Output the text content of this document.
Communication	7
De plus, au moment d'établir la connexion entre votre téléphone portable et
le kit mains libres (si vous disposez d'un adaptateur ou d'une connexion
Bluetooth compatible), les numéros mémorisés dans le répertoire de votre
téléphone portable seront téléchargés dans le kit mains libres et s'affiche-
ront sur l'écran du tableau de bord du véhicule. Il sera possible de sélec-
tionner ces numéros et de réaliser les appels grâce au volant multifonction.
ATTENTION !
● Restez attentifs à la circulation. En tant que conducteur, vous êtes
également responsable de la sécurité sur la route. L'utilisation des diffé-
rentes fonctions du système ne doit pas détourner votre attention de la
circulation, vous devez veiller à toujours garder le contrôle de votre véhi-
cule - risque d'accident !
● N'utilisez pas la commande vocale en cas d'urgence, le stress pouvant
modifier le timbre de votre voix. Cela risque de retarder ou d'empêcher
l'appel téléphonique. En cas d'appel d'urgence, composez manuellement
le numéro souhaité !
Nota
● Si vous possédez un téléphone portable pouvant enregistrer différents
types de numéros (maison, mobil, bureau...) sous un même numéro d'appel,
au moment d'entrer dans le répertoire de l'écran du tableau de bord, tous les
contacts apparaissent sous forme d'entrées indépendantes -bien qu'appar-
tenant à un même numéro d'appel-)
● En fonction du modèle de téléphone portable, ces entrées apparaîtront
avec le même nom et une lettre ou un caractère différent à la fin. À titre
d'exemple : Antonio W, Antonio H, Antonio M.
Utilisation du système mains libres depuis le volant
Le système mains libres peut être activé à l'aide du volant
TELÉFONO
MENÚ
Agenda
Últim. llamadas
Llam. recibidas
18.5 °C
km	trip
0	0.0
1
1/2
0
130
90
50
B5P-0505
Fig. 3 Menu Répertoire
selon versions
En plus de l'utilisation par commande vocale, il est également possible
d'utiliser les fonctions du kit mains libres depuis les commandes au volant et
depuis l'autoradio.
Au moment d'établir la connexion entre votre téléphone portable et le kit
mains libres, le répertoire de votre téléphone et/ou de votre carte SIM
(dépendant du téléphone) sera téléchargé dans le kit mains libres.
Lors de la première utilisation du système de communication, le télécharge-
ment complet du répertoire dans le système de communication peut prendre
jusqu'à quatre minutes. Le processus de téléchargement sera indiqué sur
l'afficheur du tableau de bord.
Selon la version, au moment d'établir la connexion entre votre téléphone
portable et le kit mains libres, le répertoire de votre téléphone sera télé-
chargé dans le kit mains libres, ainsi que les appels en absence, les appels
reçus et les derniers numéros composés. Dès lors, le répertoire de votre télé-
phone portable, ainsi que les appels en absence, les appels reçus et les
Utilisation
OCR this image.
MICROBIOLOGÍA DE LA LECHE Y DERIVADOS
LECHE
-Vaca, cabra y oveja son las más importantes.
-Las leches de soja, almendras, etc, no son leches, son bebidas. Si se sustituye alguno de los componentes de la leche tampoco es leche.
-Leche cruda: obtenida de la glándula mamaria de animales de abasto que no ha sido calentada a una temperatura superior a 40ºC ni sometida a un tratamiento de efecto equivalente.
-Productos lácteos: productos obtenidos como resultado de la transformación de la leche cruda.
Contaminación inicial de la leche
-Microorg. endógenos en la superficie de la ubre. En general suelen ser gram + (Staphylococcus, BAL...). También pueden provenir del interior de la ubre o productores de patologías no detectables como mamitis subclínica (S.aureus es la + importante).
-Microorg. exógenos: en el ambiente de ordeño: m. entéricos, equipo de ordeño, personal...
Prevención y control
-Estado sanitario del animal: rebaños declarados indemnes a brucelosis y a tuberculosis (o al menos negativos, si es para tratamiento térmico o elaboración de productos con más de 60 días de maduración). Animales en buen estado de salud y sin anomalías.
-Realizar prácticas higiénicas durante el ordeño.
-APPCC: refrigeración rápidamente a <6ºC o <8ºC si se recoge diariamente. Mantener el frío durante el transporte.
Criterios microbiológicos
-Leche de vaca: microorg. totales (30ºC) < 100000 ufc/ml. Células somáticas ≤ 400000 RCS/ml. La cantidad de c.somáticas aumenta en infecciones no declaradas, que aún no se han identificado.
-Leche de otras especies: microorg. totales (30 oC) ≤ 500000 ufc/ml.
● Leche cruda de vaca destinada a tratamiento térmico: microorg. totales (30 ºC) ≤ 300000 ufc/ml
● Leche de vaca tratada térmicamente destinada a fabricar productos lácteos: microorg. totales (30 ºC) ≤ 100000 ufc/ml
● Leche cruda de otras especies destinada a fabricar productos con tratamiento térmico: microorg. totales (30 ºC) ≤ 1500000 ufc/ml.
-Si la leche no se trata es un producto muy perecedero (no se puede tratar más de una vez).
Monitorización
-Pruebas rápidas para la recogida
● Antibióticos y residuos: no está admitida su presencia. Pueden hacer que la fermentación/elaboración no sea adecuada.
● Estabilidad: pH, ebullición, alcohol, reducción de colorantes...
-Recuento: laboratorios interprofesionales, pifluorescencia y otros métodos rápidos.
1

——

PROBLEM: Print all of the entries exactly as they appear.

ANSWER:
Output the text content of this document.
Communication	7
De plus, au moment d'établir la connexion entre votre téléphone portable et
le kit mains libres (si vous disposez d'un adaptateur ou d'une connexion
Bluetooth compatible), les numéros mémorisés dans le répertoire de votre
téléphone portable seront téléchargés dans le kit mains libres et s'affiche-
ront sur l'écran du tableau de bord du véhicule. Il sera possible de sélec-
tionner ces numéros et de réaliser les appels grâce au volant multifonction.
ATTENTION !
● Restez attentifs à la circulation. En tant que conducteur, vous êtes
également responsable de la sécurité sur la route. L'utilisation des diffé-
rentes fonctions du système ne doit pas détourner votre attention de la
circulation, vous devez veiller à toujours garder le contrôle de votre véhi-
cule - risque d'accident !
● N'utilisez pas la commande vocale en cas d'urgence, le stress pouvant
modifier le timbre de votre voix. Cela risque de retarder ou d'empêcher
l'appel téléphonique. En cas d'appel d'urgence, composez manuellement
le numéro souhaité !
Nota
● Si vous possédez un téléphone portable pouvant enregistrer différents
types de numéros (maison, mobil, bureau...) sous un même numéro d'appel,
au moment d'entrer dans le répertoire de l'écran du tableau de bord, tous les
contacts apparaissent sous forme d'entrées indépendantes -bien qu'appar-
tenant à un même numéro d'appel-)
● En fonction du modèle de téléphone portable, ces entrées apparaîtront
avec le même nom et une lettre ou un caractère différent à la fin. À titre
d'exemple : Antonio W, Antonio H, Antonio M.
Utilisation du système mains libres depuis le volant
Le système mains libres peut être activé à l'aide du volant
TELÉFONO
MENÚ
Agenda
Últim. llamadas
Llam. recibidas
18.5 °C
km	trip
0	0.0
1
1/2
0
130
90
50
B5P-0505
Fig. 3 Menu Répertoire
selon versions
En plus de l'utilisation par commande vocale, il est également possible
d'utiliser les fonctions du kit mains libres depuis les commandes au volant et
depuis l'autoradio.
Au moment d'établir la connexion entre votre téléphone portable et le kit
mains libres, le répertoire de votre téléphone et/ou de votre carte SIM
(dépendant du téléphone) sera téléchargé dans le kit mains libres.
Lors de la première utilisation du système de communication, le télécharge-
ment complet du répertoire dans le système de communication peut prendre
jusqu'à quatre minutes. Le processus de téléchargement sera indiqué sur
l'afficheur du tableau de bord.
Selon la version, au moment d'établir la connexion entre votre téléphone
portable et le kit mains libres, le répertoire de votre téléphone sera télé-
chargé dans le kit mains libres, ainsi que les appels en absence, les appels
reçus et les derniers numéros composés. Dès lors, le répertoire de votre télé-
phone portable, ainsi que les appels en absence, les appels reçus et les
Utilisation
OCR this image.
MICROBIOLOGÍA DE LA LECHE Y DERIVADOS
LECHE
-Vaca, cabra y oveja son las más importantes.
-Las leches de soja, almendras, etc, no son leches, son bebidas. Si se sustituye alguno de los componentes de la leche tampoco es leche.
-Leche cruda: obtenida de la glándula mamaria de animales de abasto que no ha sido calentada a una temperatura superior a 40ºC ni sometida a un tratamiento de efecto equivalente.
-Productos lácteos: productos obtenidos como resultado de la transformación de la leche cruda.
Contaminación inicial de la leche
-Microorg. endógenos en la superficie de la ubre. En general suelen ser gram + (Staphylococcus, BAL...). También pueden provenir del interior de la ubre o productores de patologías no detectables como mamitis subclínica (S.aureus es la + importante).
-Microorg. exógenos: en el ambiente de ordeño: m. entéricos, equipo de ordeño, personal...
Prevención y control
-Estado sanitario del animal: rebaños declarados indemnes a brucelosis y a tuberculosis (o al menos negativos, si es para tratamiento térmico o elaboración de productos con más de 60 días de maduración). Animales en buen estado de salud y sin anomalías.
-Realizar prácticas higiénicas durante el ordeño.
-APPCC: refrigeración rápidamente a <6ºC o <8ºC si se recoge diariamente. Mantener el frío durante el transporte.
Criterios microbiológicos
-Leche de vaca: microorg. totales (30ºC) < 100000 ufc/ml. Células somáticas ≤ 400000 RCS/ml. La cantidad de c.somáticas aumenta en infecciones no declaradas, que aún no se han identificado.
-Leche de otras especies: microorg. totales (30 oC) ≤ 500000 ufc/ml.
● Leche cruda de vaca destinada a tratamiento térmico: microorg. totales (30 ºC) ≤ 300000 ufc/ml
● Leche de vaca tratada térmicamente destinada a fabricar productos lácteos: microorg. totales (30 ºC) ≤ 100000 ufc/ml
● Leche cruda de otras especies destinada a fabricar productos con tratamiento térmico: microorg. totales (30 ºC) ≤ 1500000 ufc/ml.
-Si la leche no se trata es un producto muy perecedero (no se puede tratar más de una vez).
Monitorización
-Pruebas rápidas para la recogida
● Antibióticos y residuos: no está admitida su presencia. Pueden hacer que la fermentación/elaboración no sea adecuada.
● Estabilidad: pH, ebullición, alcohol, reducción de colorantes...
-Recuento: laboratorios interprofesionales, pifluorescencia y otros métodos rápidos.
1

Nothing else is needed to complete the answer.